** start Data shown **

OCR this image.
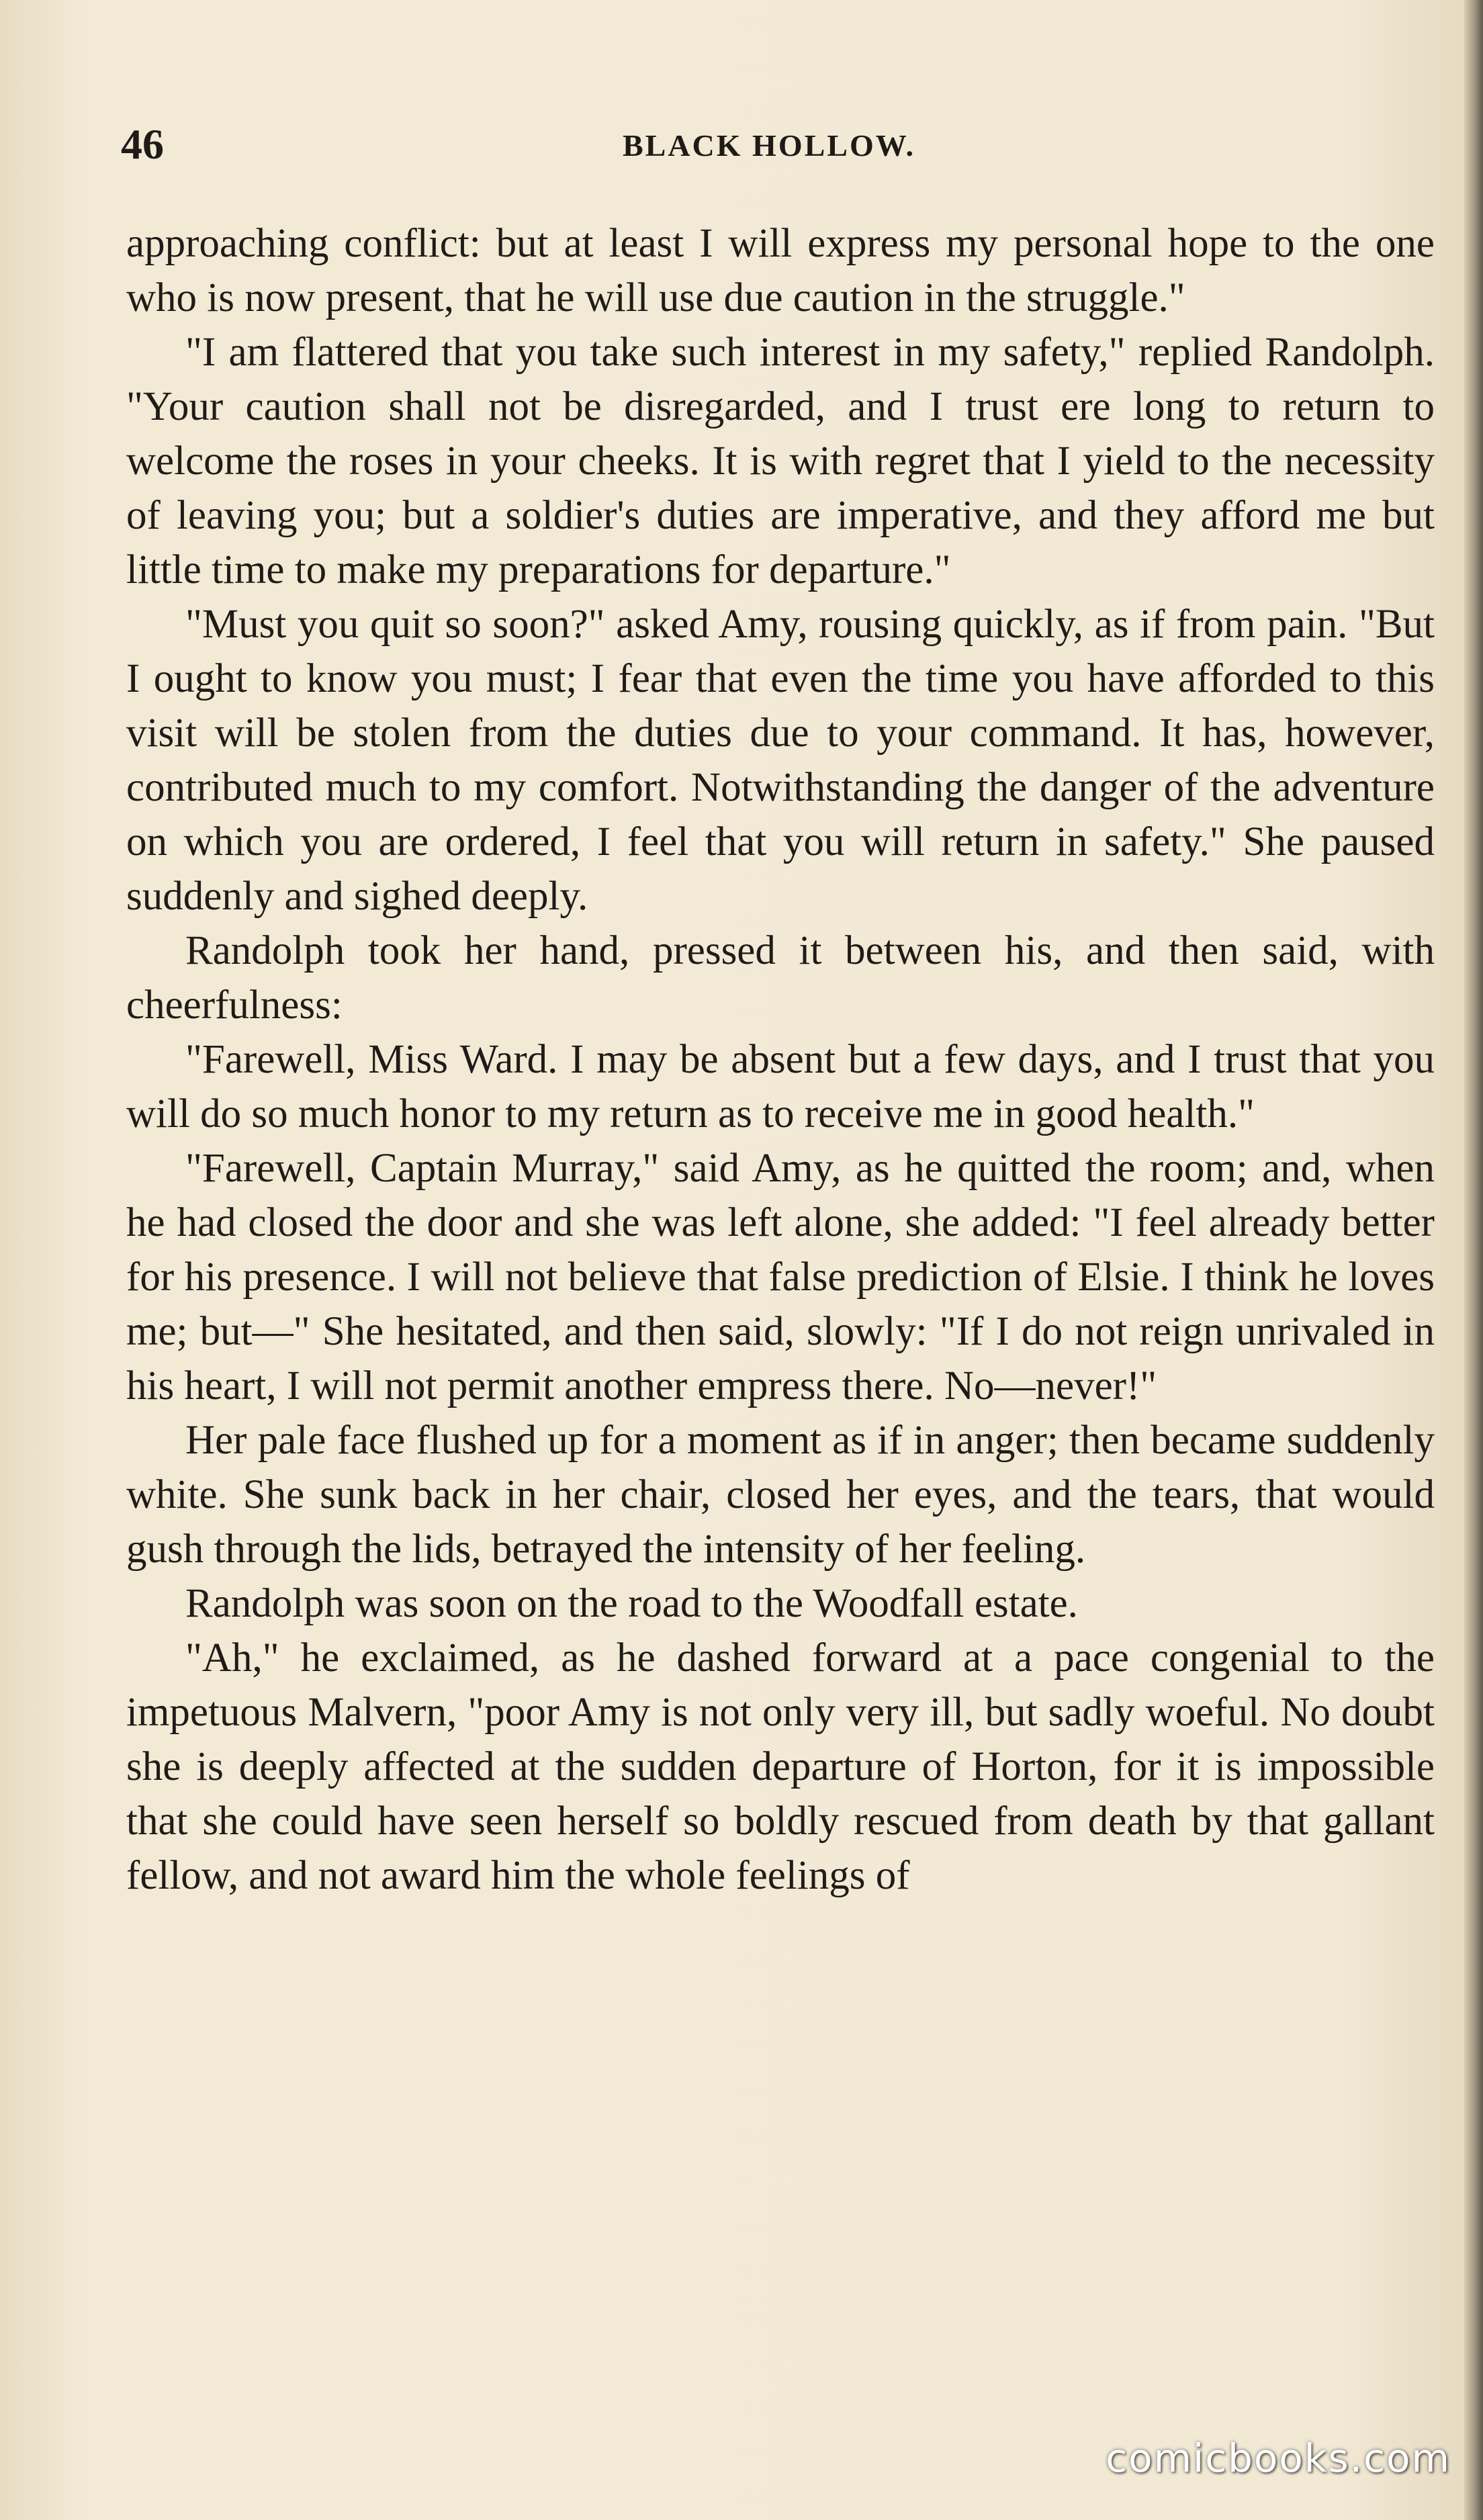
46	BLACK HOLLOW.

approaching conflict: but at least I will express my personal hope to the one who is now present, that he will use due caution in the struggle."

"I am flattered that you take such interest in my safety," replied Randolph. "Your caution shall not be disregarded, and I trust ere long to return to welcome the roses in your cheeks. It is with regret that I yield to the necessity of leaving you; but a soldier's duties are imperative, and they afford me but little time to make my preparations for departure."

"Must you quit so soon?" asked Amy, rousing quickly, as if from pain. "But I ought to know you must; I fear that even the time you have afforded to this visit will be stolen from the duties due to your command. It has, however, contributed much to my comfort. Notwithstanding the danger of the adventure on which you are ordered, I feel that you will return in safety." She paused suddenly and sighed deeply.

Randolph took her hand, pressed it between his, and then said, with cheerfulness:

"Farewell, Miss Ward. I may be absent but a few days, and I trust that you will do so much honor to my return as to receive me in good health."

"Farewell, Captain Murray," said Amy, as he quitted the room; and, when he had closed the door and she was left alone, she added: "I feel already better for his presence. I will not believe that false prediction of Elsie. I think he loves me; but—" She hesitated, and then said, slowly: "If I do not reign unrivaled in his heart, I will not permit another empress there. No—never!"

Her pale face flushed up for a moment as if in anger; then became suddenly white. She sunk back in her chair, closed her eyes, and the tears, that would gush through the lids, betrayed the intensity of her feeling.

Randolph was soon on the road to the Woodfall estate.

"Ah," he exclaimed, as he dashed forward at a pace congenial to the impetuous Malvern, "poor Amy is not only very ill, but sadly woeful. No doubt she is deeply affected at the sudden departure of Horton, for it is impossible that she could have seen herself so boldly rescued from death by that gallant fellow, and not award him the whole feelings of

comicbooks.com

** end Data shown **

Leave the pictures out and output the rest of the listing exactly.

§ Correct answer
OCR this image.
46	BLACK HOLLOW.

approaching conflict: but at least I will express my personal hope to the one who is now present, that he will use due caution in the struggle."

"I am flattered that you take such interest in my safety," replied Randolph. "Your caution shall not be disregarded, and I trust ere long to return to welcome the roses in your cheeks. It is with regret that I yield to the necessity of leaving you; but a soldier's duties are imperative, and they afford me but little time to make my preparations for departure."

"Must you quit so soon?" asked Amy, rousing quickly, as if from pain. "But I ought to know you must; I fear that even the time you have afforded to this visit will be stolen from the duties due to your command. It has, however, contributed much to my comfort. Notwithstanding the danger of the adventure on which you are ordered, I feel that you will return in safety." She paused suddenly and sighed deeply.

Randolph took her hand, pressed it between his, and then said, with cheerfulness:

"Farewell, Miss Ward. I may be absent but a few days, and I trust that you will do so much honor to my return as to receive me in good health."

"Farewell, Captain Murray," said Amy, as he quitted the room; and, when he had closed the door and she was left alone, she added: "I feel already better for his presence. I will not believe that false prediction of Elsie. I think he loves me; but—" She hesitated, and then said, slowly: "If I do not reign unrivaled in his heart, I will not permit another empress there. No—never!"

Her pale face flushed up for a moment as if in anger; then became suddenly white. She sunk back in her chair, closed her eyes, and the tears, that would gush through the lids, betrayed the intensity of her feeling.

Randolph was soon on the road to the Woodfall estate.

"Ah," he exclaimed, as he dashed forward at a pace congenial to the impetuous Malvern, "poor Amy is not only very ill, but sadly woeful. No doubt she is deeply affected at the sudden departure of Horton, for it is impossible that she could have seen herself so boldly rescued from death by that gallant fellow, and not award him the whole feelings of

comicbooks.com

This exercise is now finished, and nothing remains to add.